_Work instructions:_ Select all lines with the string "Downloads" in them, and copy those lines.

_Information provided:_
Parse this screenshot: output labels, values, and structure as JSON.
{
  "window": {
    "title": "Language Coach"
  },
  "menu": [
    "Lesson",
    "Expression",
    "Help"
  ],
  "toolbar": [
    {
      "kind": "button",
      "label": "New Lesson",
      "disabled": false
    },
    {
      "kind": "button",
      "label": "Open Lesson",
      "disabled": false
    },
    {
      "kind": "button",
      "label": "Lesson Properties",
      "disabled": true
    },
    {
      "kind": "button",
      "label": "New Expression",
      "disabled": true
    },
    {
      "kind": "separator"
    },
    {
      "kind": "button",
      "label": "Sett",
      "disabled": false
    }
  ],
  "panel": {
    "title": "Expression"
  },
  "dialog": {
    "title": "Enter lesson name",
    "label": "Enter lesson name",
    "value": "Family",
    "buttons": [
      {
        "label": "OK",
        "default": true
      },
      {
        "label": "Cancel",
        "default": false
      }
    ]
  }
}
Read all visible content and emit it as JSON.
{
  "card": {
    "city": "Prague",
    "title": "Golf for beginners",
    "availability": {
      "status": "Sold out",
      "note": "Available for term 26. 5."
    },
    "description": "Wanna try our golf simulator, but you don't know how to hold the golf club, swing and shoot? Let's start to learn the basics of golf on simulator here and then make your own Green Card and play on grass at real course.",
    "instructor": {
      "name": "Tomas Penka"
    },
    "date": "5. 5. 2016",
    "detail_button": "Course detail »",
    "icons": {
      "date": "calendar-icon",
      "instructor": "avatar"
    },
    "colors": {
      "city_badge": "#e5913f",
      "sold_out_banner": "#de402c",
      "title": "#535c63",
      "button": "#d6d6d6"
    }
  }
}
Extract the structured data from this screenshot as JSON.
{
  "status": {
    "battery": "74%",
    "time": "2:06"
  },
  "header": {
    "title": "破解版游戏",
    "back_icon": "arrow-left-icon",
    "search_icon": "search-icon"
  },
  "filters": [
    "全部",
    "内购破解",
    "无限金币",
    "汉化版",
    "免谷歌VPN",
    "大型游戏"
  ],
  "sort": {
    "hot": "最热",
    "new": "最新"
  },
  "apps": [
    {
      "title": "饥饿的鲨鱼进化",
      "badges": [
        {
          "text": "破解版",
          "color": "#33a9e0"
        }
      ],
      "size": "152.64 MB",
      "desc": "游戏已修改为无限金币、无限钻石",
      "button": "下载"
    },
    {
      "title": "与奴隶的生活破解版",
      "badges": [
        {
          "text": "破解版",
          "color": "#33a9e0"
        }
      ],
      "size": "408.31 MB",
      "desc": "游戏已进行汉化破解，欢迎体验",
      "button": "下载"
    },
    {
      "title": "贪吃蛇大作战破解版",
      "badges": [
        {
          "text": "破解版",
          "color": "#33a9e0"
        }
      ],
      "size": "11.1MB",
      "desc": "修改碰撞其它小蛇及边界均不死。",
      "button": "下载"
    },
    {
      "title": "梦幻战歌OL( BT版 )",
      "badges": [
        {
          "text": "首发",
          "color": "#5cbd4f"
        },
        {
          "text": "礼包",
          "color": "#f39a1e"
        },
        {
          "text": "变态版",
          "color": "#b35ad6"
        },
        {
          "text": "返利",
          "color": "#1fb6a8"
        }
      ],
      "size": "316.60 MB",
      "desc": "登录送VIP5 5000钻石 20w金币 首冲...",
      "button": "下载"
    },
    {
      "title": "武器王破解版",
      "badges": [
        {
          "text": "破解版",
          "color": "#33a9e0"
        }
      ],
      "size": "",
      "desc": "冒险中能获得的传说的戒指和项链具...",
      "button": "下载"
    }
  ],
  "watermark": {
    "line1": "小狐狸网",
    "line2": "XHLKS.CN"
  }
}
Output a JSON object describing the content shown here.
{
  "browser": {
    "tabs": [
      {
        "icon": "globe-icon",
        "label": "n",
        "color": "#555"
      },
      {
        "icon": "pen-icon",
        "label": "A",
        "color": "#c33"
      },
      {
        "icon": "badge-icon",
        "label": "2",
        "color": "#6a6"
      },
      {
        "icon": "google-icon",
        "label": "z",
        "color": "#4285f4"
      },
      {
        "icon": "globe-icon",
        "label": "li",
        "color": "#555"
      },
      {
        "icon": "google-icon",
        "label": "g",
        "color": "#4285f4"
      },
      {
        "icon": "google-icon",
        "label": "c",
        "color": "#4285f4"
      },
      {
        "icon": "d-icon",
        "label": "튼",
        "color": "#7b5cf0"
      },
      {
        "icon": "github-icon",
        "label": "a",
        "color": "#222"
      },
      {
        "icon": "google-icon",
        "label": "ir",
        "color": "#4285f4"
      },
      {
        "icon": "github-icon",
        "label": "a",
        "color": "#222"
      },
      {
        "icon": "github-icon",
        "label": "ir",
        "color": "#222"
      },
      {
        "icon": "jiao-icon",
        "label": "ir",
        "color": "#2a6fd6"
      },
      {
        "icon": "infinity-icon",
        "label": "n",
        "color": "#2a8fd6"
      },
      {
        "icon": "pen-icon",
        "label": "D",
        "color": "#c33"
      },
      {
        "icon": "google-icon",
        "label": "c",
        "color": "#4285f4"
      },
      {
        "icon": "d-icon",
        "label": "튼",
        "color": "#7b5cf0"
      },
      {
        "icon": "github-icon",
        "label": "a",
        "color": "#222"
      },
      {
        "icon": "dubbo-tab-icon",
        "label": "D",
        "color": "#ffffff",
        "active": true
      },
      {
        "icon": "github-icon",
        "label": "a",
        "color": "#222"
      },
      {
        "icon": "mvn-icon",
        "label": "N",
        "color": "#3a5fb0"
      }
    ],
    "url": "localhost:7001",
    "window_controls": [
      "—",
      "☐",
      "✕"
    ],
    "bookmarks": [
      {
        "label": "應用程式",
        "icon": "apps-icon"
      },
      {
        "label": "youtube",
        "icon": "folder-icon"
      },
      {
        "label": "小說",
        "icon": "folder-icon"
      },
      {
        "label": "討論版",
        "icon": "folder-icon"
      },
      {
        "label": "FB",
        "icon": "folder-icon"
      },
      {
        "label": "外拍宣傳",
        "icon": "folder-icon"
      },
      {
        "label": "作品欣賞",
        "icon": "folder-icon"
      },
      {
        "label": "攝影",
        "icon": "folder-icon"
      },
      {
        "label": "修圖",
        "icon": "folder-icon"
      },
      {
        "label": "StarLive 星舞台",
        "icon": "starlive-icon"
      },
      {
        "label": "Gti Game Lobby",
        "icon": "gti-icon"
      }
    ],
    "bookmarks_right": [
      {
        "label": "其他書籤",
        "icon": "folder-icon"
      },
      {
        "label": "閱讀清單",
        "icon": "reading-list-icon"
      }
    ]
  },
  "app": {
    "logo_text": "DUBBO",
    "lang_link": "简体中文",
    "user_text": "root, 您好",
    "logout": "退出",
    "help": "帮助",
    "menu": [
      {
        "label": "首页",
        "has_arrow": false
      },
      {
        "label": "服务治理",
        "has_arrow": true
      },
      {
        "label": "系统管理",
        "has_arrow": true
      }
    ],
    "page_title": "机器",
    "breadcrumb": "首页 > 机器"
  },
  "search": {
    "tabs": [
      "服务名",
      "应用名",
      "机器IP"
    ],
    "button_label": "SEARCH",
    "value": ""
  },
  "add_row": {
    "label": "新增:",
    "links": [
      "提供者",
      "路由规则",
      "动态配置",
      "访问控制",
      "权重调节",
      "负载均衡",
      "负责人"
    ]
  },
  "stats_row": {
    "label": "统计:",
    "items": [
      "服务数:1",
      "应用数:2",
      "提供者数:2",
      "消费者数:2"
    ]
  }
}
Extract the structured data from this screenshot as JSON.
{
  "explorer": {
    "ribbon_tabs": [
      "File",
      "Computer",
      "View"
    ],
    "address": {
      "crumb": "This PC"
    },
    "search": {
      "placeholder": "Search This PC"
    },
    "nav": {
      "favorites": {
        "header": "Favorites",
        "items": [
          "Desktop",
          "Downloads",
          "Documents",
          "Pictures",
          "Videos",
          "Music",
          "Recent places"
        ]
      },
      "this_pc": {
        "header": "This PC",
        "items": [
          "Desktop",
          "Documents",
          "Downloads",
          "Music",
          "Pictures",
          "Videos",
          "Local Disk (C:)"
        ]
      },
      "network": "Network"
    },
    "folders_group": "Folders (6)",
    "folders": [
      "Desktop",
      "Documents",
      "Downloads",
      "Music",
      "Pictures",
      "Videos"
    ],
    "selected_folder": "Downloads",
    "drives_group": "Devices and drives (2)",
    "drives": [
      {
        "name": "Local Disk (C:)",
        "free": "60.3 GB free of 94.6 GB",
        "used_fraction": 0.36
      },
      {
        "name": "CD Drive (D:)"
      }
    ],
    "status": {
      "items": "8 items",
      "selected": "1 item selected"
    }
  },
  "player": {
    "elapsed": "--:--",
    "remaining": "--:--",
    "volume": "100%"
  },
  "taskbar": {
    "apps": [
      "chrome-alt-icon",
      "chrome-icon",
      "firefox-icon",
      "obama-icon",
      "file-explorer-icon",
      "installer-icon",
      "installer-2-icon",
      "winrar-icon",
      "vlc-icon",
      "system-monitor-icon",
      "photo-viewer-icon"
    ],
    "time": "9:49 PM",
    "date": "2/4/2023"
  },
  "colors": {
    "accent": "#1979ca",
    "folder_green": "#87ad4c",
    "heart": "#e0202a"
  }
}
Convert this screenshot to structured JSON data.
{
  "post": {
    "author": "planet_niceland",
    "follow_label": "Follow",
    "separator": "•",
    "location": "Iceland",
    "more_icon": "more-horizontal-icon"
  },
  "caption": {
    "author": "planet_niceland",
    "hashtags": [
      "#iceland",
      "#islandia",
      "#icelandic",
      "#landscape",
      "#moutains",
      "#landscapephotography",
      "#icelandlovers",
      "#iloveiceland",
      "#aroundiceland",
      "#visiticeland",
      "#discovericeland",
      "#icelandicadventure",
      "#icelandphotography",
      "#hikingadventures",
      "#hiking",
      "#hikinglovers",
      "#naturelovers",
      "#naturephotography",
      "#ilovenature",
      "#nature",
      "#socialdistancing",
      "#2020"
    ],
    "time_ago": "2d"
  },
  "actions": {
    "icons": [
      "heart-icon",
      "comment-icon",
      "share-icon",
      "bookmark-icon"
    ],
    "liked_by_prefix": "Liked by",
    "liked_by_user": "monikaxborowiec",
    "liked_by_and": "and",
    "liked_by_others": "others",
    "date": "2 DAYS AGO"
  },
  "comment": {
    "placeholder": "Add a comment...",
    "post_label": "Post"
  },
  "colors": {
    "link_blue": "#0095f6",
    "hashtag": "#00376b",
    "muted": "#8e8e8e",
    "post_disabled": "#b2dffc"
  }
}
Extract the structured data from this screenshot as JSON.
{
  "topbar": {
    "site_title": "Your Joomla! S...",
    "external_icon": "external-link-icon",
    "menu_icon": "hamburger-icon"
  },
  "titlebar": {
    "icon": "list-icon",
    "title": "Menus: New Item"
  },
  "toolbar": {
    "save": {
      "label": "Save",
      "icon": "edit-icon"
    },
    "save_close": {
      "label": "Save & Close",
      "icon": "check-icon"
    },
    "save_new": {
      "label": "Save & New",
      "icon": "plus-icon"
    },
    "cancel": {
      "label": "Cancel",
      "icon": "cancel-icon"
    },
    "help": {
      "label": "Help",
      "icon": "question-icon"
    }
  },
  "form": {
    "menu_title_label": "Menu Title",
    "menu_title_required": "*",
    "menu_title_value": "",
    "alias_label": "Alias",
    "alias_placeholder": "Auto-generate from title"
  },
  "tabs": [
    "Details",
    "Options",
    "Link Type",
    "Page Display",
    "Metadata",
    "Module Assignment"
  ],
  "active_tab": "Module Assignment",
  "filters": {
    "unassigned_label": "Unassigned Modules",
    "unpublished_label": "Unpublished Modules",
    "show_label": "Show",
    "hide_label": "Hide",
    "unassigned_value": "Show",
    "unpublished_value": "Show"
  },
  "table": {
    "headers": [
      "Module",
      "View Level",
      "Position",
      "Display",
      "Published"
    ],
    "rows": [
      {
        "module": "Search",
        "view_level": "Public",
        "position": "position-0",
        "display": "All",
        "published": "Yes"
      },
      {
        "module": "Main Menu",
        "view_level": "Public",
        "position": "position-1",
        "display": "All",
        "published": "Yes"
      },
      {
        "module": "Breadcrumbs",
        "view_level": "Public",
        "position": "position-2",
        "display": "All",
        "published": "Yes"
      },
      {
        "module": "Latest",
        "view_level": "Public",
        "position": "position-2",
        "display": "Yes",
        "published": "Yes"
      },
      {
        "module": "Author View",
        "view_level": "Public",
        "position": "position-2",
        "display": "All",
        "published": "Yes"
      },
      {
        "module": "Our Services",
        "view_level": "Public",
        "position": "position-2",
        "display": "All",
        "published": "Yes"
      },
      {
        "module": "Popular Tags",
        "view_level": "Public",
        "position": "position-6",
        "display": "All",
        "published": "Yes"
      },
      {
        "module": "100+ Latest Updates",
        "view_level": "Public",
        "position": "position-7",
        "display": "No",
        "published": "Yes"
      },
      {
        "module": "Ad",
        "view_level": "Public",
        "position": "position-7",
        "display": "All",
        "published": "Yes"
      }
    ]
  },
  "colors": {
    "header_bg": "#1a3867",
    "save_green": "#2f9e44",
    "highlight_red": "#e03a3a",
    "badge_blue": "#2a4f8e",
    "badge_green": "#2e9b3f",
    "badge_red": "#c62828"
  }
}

_Exercise solution:_
          "Downloads",
          "Downloads",
      "Downloads",
    "selected_folder": "Downloads",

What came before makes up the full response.